START Given text
For $\$2,300$? No, that's ridiculous. I'd honestly just recommend wikipedia, this site, etc.; but if you want a single text, I'd recommend the Princeton Companion to Mathematics. It's written (and written well) by accomplished and knowledgeable mathematicians, and it's very readable.


I suspect you have vastly underestimated the breadth and depth of mathematics if you think you can "learn every single math topic pretty well" from an encyclopedia or any other source(s), but I commend you for your enthusiasm and ambition. What you can do is use an encyclopedia (online or otherwise) or tome such as The Princeton Companion to Mathematics (or as an engineering student, perhaps also The Princeton Companion to Applied Mathematics) to get acquainted with what mathematics is out there. When you find a topic that particularly interests you, attend a course on it or get hold of a good textbook to work through - one appropriate for your level and background. Naturally, you will run into difficulties and have questions. That is when a site such as this can be very valuable.

Learning mathematics from an encyclopedia will give you only superficial knowledge of a wide range of topics. If you choose this approach, be aware of this limitation, and use it primarily for orientation purposes.


You have everything online, and it's for free.
END Given text
START Dataset excerpts
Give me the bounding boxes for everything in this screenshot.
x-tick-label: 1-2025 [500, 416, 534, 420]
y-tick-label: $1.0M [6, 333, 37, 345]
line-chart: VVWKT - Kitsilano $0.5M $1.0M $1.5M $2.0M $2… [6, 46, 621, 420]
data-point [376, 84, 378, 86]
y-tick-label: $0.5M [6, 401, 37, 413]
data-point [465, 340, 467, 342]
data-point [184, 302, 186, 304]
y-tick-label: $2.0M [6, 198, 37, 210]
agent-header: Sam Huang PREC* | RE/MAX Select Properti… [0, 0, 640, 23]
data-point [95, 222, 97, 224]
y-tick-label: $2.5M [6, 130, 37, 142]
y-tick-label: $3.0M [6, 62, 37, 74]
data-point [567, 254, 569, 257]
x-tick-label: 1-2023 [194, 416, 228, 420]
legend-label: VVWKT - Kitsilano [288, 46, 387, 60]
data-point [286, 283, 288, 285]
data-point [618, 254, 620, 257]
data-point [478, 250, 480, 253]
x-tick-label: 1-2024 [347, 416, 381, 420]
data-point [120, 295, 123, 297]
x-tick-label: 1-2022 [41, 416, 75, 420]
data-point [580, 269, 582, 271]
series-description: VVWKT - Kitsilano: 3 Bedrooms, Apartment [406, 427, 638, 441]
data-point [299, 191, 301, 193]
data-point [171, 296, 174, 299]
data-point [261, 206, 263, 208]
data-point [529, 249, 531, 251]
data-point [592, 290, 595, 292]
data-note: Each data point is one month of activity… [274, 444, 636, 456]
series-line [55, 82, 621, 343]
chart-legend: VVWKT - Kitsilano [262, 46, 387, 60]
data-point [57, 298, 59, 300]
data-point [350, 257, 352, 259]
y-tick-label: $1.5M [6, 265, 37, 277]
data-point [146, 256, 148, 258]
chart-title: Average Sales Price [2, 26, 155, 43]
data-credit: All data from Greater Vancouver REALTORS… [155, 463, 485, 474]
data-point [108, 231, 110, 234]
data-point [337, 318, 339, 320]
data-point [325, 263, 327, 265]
END Dataset excerpts
- [Work request]:
Pick up the discussion above about learning mathematics from an encyclopedia and extend it, beginning after its final sentence.

- [Answer box]:
Buying a collection of 10 volumes and 3 supplements is most likely not going to get you to your designated goal in a more fast / simple / thorough manner.

If you could scan the entire data source and instantly convert that into conceivable knowledge within your mind, then maybe it would be preferable, because you've got a single source for everything.

But it doesn't usually work this way.

You have to read chapter by chapter, statement by statement, and then do some practical exercise for every new topic.

So I suggest that you just go one topic at a time, and just look it up on the web.

From my experience, Wikipedia, WolframMathWorld, WolframAlpha and this website are the best online resources available.


I guess you are rather new to math. Consider this: the Dutch logician Evert Beth made a bold estimate of the extent of math knowledge. He guessed in 1947(!) that an academic math student would be offered just about 1% of the available knowledge. Davis and Hersh (The Mathematical Experience) estimated (in 1984) the number of theorems published every year at 200,000. So that is what you are up to if you want to learn it "all".

As mentioned by others you don't have to spend a penny to learn math. It is all available on the net. Forget encyclopaedia and single source, you need multiple sources: books, lectures, exercises and foremost practice, practice and practice. Check out MOOC: Edx.org, coursera.org, Khan academy, MIT OpenCourseWare. Lots of educators publish their lecture notes, look for .edu sites. Excellent for beginners: PDF lecture notes of Paul Dawkins.